- _What you have to do_
Identify the lines that contain the string "认购资管计划", then copy each of them.

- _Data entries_
········

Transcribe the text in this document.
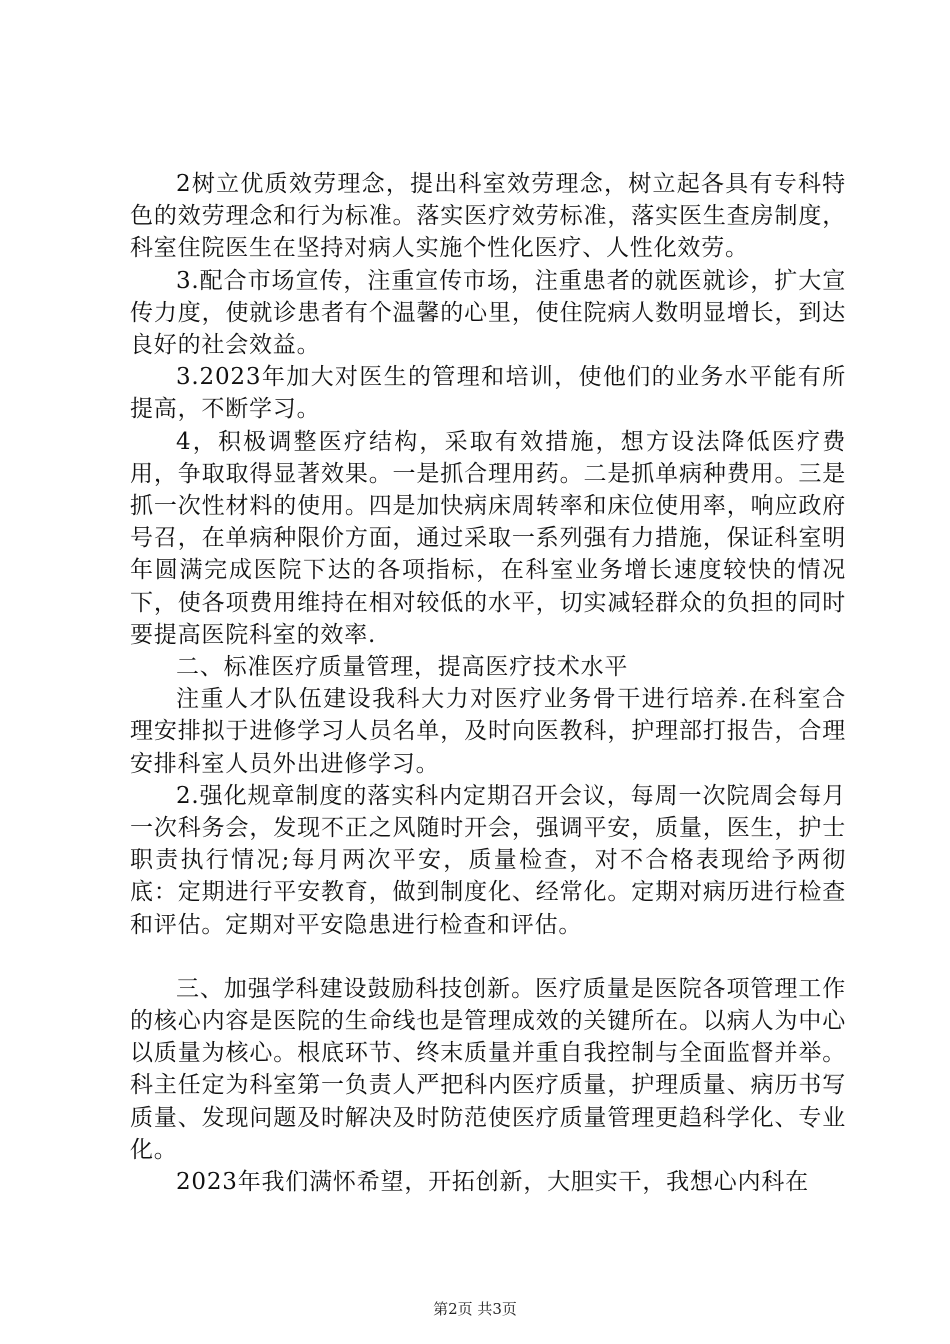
2树立优质效劳理念，提出科室效劳理念，树立起各具有专科特色的效劳理念和行为标准。落实医疗效劳标准，落实医生查房制度，科室住院医生在坚持对病人实施个性化医疗、人性化效劳。

3.配合市场宣传，注重宣传市场，注重患者的就医就诊，扩大宣传力度，使就诊患者有个温馨的心里，使住院病人数明显增长，到达良好的社会效益。

3.2023年加大对医生的管理和培训，使他们的业务水平能有所提高，不断学习。

4，积极调整医疗结构，采取有效措施，想方设法降低医疗费用，争取取得显著效果。一是抓合理用药。二是抓单病种费用。三是抓一次性材料的使用。四是加快病床周转率和床位使用率，响应政府号召，在单病种限价方面，通过采取一系列强有力措施，保证科室明年圆满完成医院下达的各项指标，在科室业务增长速度较快的情况下，使各项费用维持在相对较低的水平，切实减轻群众的负担的同时要提高医院科室的效率.

二、标准医疗质量管理，提高医疗技术水平

注重人才队伍建设我科大力对医疗业务骨干进行培养.在科室合理安排拟于进修学习人员名单，及时向医教科，护理部打报告，合理安排科室人员外出进修学习。

2.强化规章制度的落实科内定期召开会议，每周一次院周会每月一次科务会，发现不正之风随时开会，强调平安，质量，医生，护士职责执行情况;每月两次平安，质量检查，对不合格表现给予两彻底：定期进行平安教育，做到制度化、经常化。定期对病历进行检查和评估。定期对平安隐患进行检查和评估。

三、加强学科建设鼓励科技创新。医疗质量是医院各项管理工作的核心内容是医院的生命线也是管理成效的关键所在。以病人为中心以质量为核心。根底环节、终末质量并重自我控制与全面监督并举。科主任定为科室第一负责人严把科内医疗质量，护理质量、病历书写质量、发现问题及时解决及时防范使医疗质量管理更趋科学化、专业化。

2023年我们满怀希望，开拓创新，大胆实干，我想心内科在

第2页 共3页
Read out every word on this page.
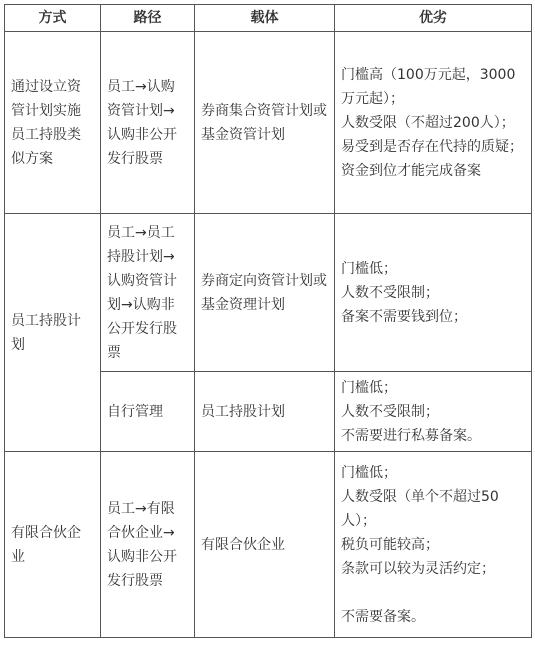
方式	路径	载体	优劣
通过设立资管计划实施员工持股类似方案	员工→认购资管计划→认购非公开发行股票	券商集合资管计划或基金资管计划	门槛高（100万元起，3000万元起）；
人数受限（不超过200人）；
易受到是否存在代持的质疑；
资金到位才能完成备案

员工持股计划	员工→员工持股计划→认购资管计划→认购非公开发行股票	券商定向资管计划或基金资理计划	门槛低；
人数不受限制；
备案不需要钱到位；

	自行管理	员工持股计划	门槛低；
人数不受限制；
不需要进行私募备案。

有限合伙企业	员工→有限合伙企业→认购非公开发行股票	有限合伙企业	门槛低；
人数受限（单个不超过50人）；
税负可能较高；
条款可以较为灵活约定；
不需要备案。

········

- _Output for this exercise_
通过设立资管计划实施员工持股类似方案	员工→认购资管计划→认购非公开发行股票	券商集合资管计划或基金资管计划	门槛高（100万元起，3000万元起）；
员工持股计划	员工→员工持股计划→认购资管计划→认购非公开发行股票	券商定向资管计划或基金资理计划	门槛低；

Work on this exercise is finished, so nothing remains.